┌─ Working data

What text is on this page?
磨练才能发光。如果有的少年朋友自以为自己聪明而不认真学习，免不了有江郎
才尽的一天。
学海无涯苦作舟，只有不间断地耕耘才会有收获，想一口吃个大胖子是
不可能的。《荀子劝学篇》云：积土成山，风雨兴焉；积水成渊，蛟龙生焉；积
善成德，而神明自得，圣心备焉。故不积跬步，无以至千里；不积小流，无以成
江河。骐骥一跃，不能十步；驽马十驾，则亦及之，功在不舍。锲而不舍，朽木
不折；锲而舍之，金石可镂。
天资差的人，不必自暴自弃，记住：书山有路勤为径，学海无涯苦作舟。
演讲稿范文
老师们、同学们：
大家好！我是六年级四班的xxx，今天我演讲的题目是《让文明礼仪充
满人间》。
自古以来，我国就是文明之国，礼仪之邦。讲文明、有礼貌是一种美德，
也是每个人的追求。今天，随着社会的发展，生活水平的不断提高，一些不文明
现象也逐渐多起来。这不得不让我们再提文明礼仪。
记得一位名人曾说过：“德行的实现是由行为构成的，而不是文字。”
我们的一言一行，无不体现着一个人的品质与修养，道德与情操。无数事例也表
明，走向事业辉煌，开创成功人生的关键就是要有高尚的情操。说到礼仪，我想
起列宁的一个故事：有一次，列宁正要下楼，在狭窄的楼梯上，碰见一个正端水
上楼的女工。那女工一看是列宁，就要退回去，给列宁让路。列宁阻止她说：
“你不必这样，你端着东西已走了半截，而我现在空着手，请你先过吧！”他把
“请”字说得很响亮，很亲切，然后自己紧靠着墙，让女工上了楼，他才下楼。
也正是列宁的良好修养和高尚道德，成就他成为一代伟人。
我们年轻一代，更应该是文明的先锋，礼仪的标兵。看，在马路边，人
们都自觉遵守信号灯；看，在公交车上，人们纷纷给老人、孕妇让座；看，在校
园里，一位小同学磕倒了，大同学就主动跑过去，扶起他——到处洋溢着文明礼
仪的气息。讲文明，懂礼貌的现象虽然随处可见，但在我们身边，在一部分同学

└─
┌─ Working data

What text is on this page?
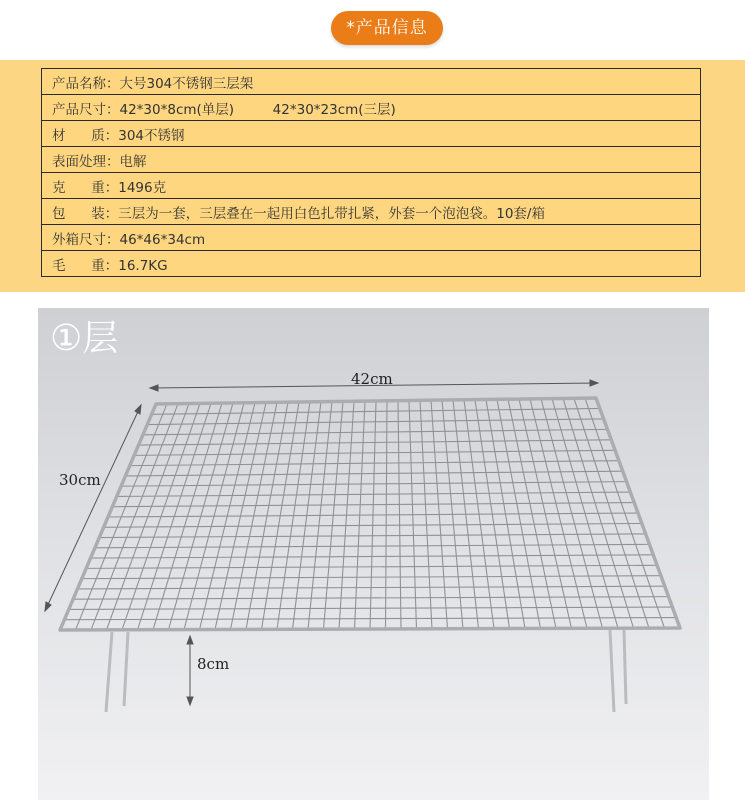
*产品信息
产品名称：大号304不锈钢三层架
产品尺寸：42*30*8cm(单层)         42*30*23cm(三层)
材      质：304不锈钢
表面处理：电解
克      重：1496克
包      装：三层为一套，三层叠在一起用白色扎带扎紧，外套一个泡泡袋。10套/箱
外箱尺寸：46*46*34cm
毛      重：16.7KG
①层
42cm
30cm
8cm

└─

**Exercise requirements:** Identify and copy the lines holding the word "学海无涯苦作舟".

**Full solution:**
学海无涯苦作舟，只有不间断地耕耘才会有收获，想一口吃个大胖子是
天资差的人，不必自暴自弃，记住：书山有路勤为径，学海无涯苦作舟。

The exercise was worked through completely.